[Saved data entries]
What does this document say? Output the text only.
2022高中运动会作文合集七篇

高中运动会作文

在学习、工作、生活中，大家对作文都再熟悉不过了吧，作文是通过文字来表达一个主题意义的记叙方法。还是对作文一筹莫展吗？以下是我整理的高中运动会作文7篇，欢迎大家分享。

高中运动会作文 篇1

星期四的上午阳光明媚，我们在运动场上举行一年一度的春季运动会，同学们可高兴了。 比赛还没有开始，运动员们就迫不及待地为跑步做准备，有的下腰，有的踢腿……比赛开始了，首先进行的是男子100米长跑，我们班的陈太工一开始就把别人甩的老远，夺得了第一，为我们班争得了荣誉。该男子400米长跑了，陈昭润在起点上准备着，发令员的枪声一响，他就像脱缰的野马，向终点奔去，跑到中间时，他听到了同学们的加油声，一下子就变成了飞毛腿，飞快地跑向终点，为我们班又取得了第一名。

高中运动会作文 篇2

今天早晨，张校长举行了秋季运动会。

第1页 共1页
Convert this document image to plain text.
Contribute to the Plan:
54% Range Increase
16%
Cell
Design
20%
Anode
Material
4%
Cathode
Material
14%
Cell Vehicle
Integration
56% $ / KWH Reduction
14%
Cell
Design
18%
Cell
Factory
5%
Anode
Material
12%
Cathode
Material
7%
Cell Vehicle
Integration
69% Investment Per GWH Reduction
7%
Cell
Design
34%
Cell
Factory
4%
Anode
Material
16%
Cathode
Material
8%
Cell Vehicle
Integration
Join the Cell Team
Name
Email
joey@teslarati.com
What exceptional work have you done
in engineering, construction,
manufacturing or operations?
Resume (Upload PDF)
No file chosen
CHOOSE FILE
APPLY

*Short problem*. Repeat the material above in full, quoting it exactly.

*Solved problem*.
What does this document say? Output the text only.
2022高中运动会作文合集七篇

高中运动会作文

在学习、工作、生活中，大家对作文都再熟悉不过了吧，作文是通过文字来表达一个主题意义的记叙方法。还是对作文一筹莫展吗？以下是我整理的高中运动会作文7篇，欢迎大家分享。

高中运动会作文 篇1

星期四的上午阳光明媚，我们在运动场上举行一年一度的春季运动会，同学们可高兴了。 比赛还没有开始，运动员们就迫不及待地为跑步做准备，有的下腰，有的踢腿……比赛开始了，首先进行的是男子100米长跑，我们班的陈太工一开始就把别人甩的老远，夺得了第一，为我们班争得了荣誉。该男子400米长跑了，陈昭润在起点上准备着，发令员的枪声一响，他就像脱缰的野马，向终点奔去，跑到中间时，他听到了同学们的加油声，一下子就变成了飞毛腿，飞快地跑向终点，为我们班又取得了第一名。

高中运动会作文 篇2

今天早晨，张校长举行了秋季运动会。

第1页 共1页
Convert this document image to plain text.
Contribute to the Plan:
54% Range Increase
16%
Cell
Design
20%
Anode
Material
4%
Cathode
Material
14%
Cell Vehicle
Integration
56% $ / KWH Reduction
14%
Cell
Design
18%
Cell
Factory
5%
Anode
Material
12%
Cathode
Material
7%
Cell Vehicle
Integration
69% Investment Per GWH Reduction
7%
Cell
Design
34%
Cell
Factory
4%
Anode
Material
16%
Cathode
Material
8%
Cell Vehicle
Integration
Join the Cell Team
Name
Email
joey@teslarati.com
What exceptional work have you done
in engineering, construction,
manufacturing or operations?
Resume (Upload PDF)
No file chosen
CHOOSE FILE
APPLY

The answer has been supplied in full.